> _Requirements_
Examine the material below. Gather every line in which the string "historical" appears.

**** Raw data ****

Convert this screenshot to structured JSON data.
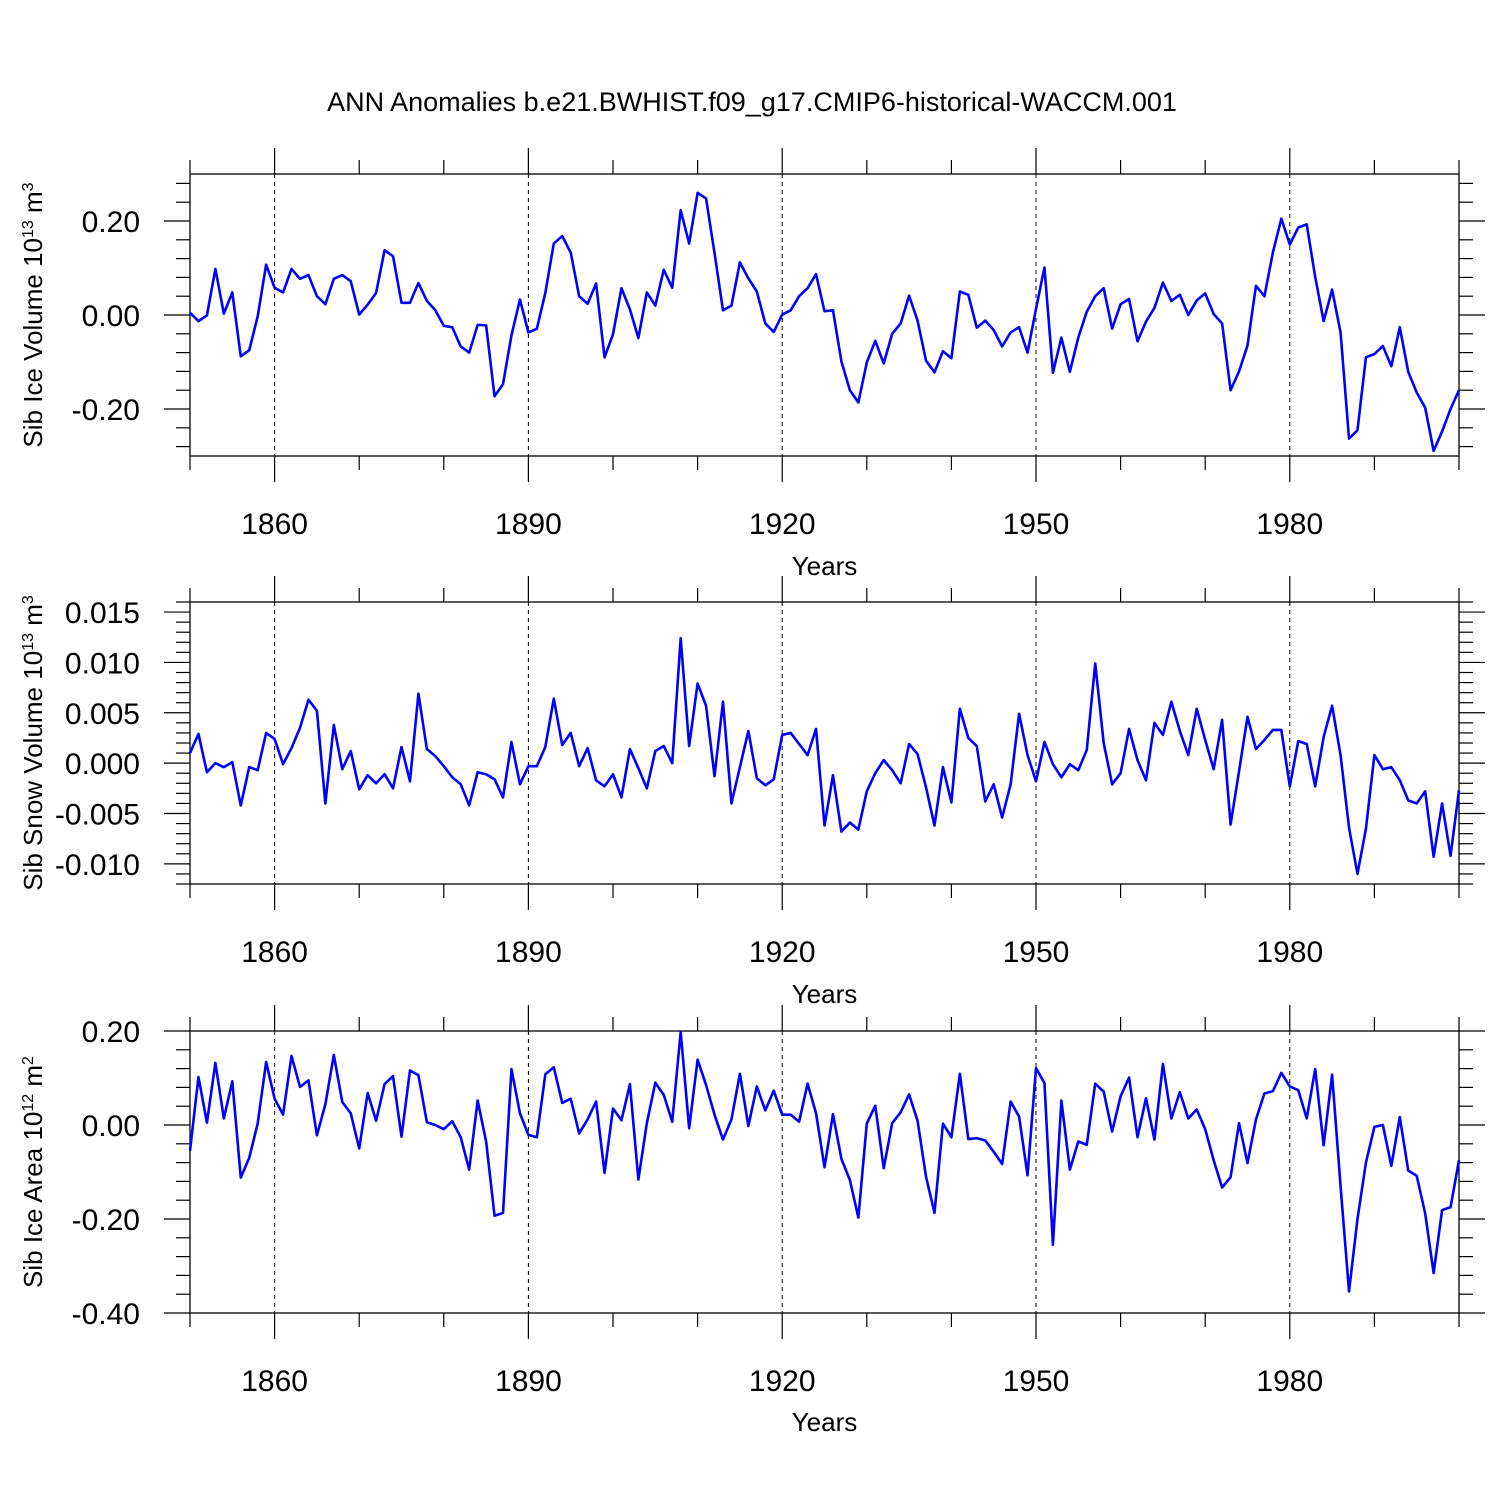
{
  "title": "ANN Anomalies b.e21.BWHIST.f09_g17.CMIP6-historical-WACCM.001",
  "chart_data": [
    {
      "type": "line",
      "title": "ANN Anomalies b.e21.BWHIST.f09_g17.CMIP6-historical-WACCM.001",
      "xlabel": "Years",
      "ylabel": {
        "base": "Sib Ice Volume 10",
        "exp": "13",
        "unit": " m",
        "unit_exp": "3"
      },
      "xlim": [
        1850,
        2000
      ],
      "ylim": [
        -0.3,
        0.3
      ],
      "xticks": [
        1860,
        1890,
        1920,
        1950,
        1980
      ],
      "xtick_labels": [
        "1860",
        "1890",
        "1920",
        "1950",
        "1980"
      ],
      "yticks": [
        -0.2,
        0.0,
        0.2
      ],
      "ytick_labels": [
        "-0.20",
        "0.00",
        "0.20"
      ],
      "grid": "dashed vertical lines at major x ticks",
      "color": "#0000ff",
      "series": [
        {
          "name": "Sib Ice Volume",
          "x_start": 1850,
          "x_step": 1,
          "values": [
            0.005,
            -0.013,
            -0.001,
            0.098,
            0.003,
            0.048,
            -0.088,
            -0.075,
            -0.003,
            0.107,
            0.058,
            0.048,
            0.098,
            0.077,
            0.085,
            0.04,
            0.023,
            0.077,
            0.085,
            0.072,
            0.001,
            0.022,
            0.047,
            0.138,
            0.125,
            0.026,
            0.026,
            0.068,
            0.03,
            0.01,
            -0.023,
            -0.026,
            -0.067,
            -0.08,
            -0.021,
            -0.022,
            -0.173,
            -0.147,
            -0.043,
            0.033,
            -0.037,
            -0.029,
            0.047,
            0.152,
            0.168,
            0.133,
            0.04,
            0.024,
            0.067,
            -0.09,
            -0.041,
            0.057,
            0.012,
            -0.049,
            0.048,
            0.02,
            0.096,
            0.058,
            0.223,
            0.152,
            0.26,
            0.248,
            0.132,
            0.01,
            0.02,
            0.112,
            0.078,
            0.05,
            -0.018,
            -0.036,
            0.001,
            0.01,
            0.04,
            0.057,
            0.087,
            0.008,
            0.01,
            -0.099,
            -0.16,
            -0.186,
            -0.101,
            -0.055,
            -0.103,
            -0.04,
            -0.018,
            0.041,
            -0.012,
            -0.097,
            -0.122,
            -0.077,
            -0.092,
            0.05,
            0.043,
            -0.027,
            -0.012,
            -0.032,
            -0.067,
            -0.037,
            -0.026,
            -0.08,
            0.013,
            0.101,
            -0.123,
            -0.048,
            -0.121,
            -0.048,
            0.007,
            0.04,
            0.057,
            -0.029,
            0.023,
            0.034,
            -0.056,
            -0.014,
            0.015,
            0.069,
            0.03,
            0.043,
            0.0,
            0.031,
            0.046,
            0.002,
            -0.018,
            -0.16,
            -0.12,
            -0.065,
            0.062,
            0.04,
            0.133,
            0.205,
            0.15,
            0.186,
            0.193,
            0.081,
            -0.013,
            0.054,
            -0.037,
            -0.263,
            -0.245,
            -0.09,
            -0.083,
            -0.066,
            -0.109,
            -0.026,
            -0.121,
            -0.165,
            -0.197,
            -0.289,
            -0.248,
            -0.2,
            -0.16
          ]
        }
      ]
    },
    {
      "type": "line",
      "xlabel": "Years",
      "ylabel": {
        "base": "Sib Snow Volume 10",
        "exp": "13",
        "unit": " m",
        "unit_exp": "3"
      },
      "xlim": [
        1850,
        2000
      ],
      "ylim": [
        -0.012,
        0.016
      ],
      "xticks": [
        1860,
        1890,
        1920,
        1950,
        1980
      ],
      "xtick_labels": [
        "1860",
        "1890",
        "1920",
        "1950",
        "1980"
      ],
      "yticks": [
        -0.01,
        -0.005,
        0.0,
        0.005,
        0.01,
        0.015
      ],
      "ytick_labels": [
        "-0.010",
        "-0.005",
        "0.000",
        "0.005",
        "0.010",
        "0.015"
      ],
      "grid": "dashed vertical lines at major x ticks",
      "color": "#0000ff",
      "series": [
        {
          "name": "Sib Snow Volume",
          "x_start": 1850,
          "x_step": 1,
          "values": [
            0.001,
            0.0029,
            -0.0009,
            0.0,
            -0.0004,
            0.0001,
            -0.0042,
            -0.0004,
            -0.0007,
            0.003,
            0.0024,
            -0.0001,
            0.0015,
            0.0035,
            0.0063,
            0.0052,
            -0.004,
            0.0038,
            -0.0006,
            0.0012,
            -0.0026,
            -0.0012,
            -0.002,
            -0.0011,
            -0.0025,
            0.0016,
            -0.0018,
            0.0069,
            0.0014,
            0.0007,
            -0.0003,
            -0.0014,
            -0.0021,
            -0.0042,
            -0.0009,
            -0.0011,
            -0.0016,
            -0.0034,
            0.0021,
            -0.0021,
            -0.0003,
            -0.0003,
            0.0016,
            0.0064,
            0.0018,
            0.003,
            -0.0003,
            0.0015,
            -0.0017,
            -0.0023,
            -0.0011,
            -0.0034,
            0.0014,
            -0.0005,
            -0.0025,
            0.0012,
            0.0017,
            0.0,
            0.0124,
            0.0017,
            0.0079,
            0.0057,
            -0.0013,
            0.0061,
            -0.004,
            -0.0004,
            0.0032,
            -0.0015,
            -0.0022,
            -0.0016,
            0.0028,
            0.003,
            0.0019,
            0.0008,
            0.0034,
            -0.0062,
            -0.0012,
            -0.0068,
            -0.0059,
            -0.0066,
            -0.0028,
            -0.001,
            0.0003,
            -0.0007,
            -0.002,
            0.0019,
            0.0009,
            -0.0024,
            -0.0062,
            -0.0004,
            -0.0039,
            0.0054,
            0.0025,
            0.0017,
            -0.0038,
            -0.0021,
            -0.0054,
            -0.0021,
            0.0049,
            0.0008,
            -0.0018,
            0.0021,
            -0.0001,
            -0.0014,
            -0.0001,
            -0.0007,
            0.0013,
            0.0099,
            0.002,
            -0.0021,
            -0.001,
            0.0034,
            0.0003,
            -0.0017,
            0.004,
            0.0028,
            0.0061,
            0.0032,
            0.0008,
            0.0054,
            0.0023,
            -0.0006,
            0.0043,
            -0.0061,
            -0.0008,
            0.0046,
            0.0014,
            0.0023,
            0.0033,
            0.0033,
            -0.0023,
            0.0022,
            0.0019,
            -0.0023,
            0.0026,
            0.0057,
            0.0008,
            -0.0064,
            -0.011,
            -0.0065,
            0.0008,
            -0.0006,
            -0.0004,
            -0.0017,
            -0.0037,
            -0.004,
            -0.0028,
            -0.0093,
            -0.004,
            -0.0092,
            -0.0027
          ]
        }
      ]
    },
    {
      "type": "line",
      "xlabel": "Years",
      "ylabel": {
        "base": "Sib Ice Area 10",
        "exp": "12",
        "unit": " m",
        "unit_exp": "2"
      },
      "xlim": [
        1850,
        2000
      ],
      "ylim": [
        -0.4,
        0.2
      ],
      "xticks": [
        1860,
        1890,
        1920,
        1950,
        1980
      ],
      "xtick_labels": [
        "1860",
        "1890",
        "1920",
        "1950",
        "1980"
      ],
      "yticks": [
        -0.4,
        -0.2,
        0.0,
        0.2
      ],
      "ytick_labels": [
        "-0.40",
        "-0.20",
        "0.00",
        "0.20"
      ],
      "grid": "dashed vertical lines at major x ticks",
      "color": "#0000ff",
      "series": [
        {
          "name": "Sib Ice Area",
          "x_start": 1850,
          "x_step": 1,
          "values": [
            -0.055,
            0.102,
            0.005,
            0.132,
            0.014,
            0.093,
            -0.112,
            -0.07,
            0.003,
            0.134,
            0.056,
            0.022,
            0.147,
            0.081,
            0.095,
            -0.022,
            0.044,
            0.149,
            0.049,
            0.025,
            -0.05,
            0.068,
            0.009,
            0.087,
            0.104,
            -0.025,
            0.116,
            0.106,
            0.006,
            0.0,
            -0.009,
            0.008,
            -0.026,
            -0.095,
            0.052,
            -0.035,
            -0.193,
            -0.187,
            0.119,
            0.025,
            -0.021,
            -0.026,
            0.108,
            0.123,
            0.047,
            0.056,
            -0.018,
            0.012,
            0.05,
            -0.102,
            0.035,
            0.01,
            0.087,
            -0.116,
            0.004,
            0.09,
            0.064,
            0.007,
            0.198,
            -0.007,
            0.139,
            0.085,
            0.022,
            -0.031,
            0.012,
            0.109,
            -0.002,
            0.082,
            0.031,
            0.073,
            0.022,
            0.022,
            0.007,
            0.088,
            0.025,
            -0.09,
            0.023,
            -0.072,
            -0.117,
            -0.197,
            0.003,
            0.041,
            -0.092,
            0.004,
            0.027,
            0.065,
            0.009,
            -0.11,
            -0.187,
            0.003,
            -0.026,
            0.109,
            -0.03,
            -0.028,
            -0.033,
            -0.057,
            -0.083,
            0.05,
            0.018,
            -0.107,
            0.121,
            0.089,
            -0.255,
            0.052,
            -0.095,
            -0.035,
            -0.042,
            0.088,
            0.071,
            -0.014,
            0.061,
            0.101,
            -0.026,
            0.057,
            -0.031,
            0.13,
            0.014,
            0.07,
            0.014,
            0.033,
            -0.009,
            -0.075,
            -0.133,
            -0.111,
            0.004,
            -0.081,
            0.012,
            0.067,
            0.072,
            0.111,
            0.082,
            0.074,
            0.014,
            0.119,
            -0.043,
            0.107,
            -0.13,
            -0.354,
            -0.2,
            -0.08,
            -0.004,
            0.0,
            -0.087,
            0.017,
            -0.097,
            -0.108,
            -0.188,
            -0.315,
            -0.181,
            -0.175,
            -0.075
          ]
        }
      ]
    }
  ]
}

****

> _Task solution_
  "title": "ANN Anomalies b.e21.BWHIST.f09_g17.CMIP6-historical-WACCM.001",
      "title": "ANN Anomalies b.e21.BWHIST.f09_g17.CMIP6-historical-WACCM.001",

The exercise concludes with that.